◆ EXERCISE DETAILS: Filter the material below down to the lines with the word "effekter" and give those lines.

◆ DATASET ENTRIES:

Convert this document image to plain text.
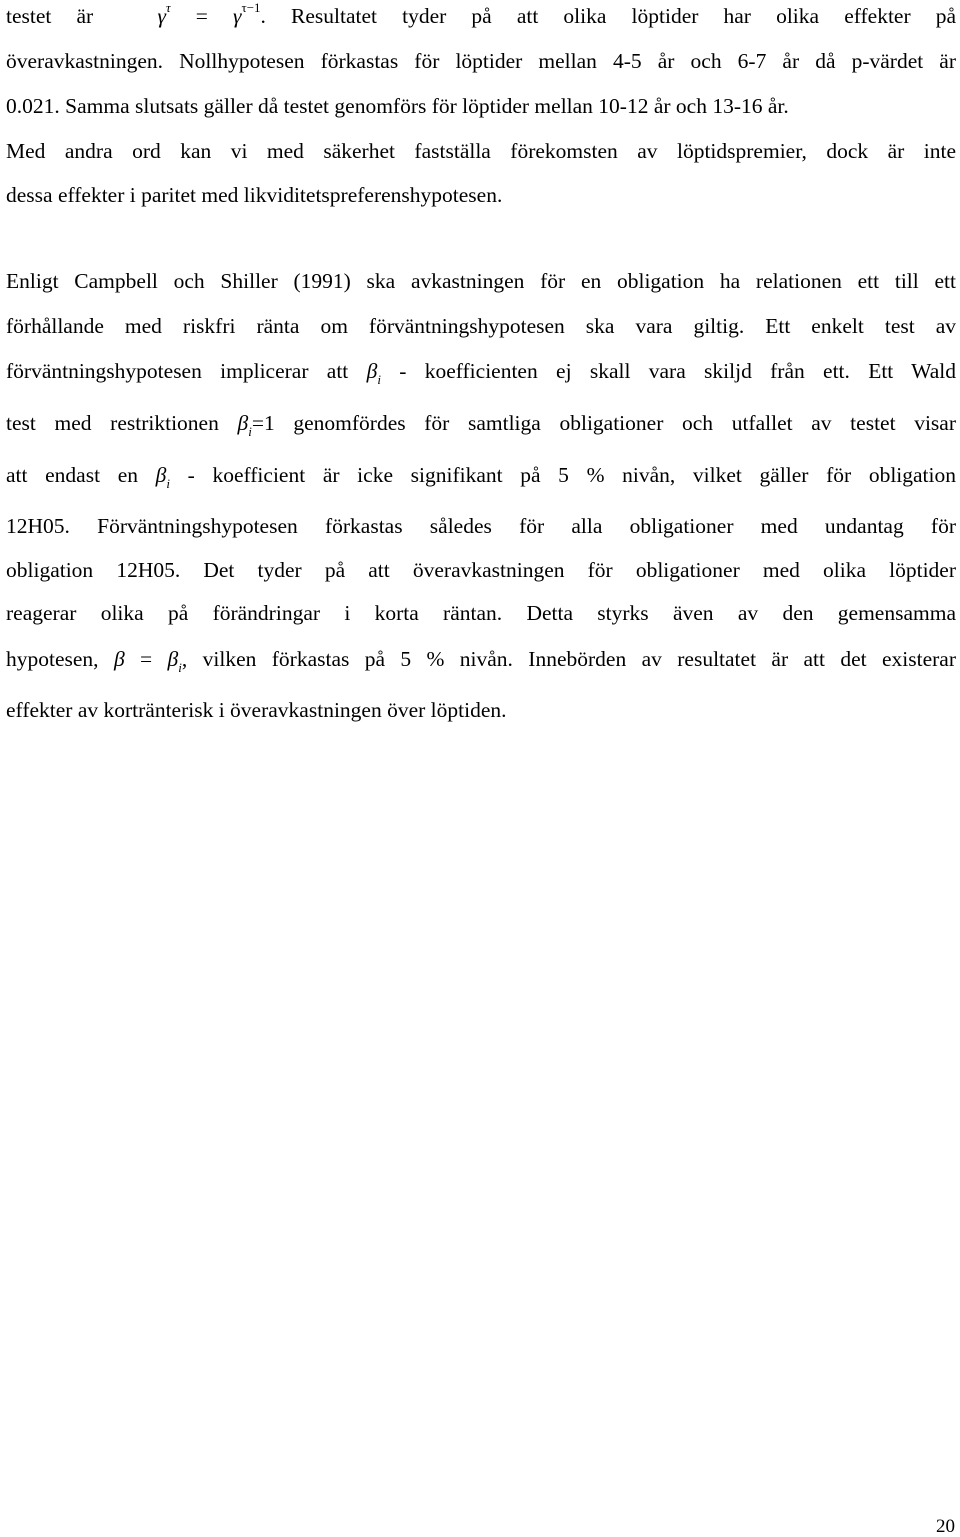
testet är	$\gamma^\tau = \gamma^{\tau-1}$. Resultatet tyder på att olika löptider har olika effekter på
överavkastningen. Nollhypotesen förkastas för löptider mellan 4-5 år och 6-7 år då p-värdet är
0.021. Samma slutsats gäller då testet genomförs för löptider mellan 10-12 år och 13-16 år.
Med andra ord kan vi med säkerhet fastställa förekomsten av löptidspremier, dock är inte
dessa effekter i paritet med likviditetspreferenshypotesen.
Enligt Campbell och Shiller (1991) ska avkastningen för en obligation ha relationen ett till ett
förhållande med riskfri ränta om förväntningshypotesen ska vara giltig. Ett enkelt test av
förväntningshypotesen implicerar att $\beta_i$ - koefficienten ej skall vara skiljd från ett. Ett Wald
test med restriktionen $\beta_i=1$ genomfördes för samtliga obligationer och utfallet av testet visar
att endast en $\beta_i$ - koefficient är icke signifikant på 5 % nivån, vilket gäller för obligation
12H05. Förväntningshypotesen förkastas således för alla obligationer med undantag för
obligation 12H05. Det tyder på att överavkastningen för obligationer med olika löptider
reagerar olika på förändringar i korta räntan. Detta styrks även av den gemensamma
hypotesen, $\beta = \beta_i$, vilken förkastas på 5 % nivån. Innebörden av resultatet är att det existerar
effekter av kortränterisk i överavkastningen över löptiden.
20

◆ TASK OUTPUT:
testet är	$\gamma^\tau = \gamma^{\tau-1}$. Resultatet tyder på att olika löptider har olika effekter på
dessa effekter i paritet med likviditetspreferenshypotesen.
effekter av kortränterisk i överavkastningen över löptiden.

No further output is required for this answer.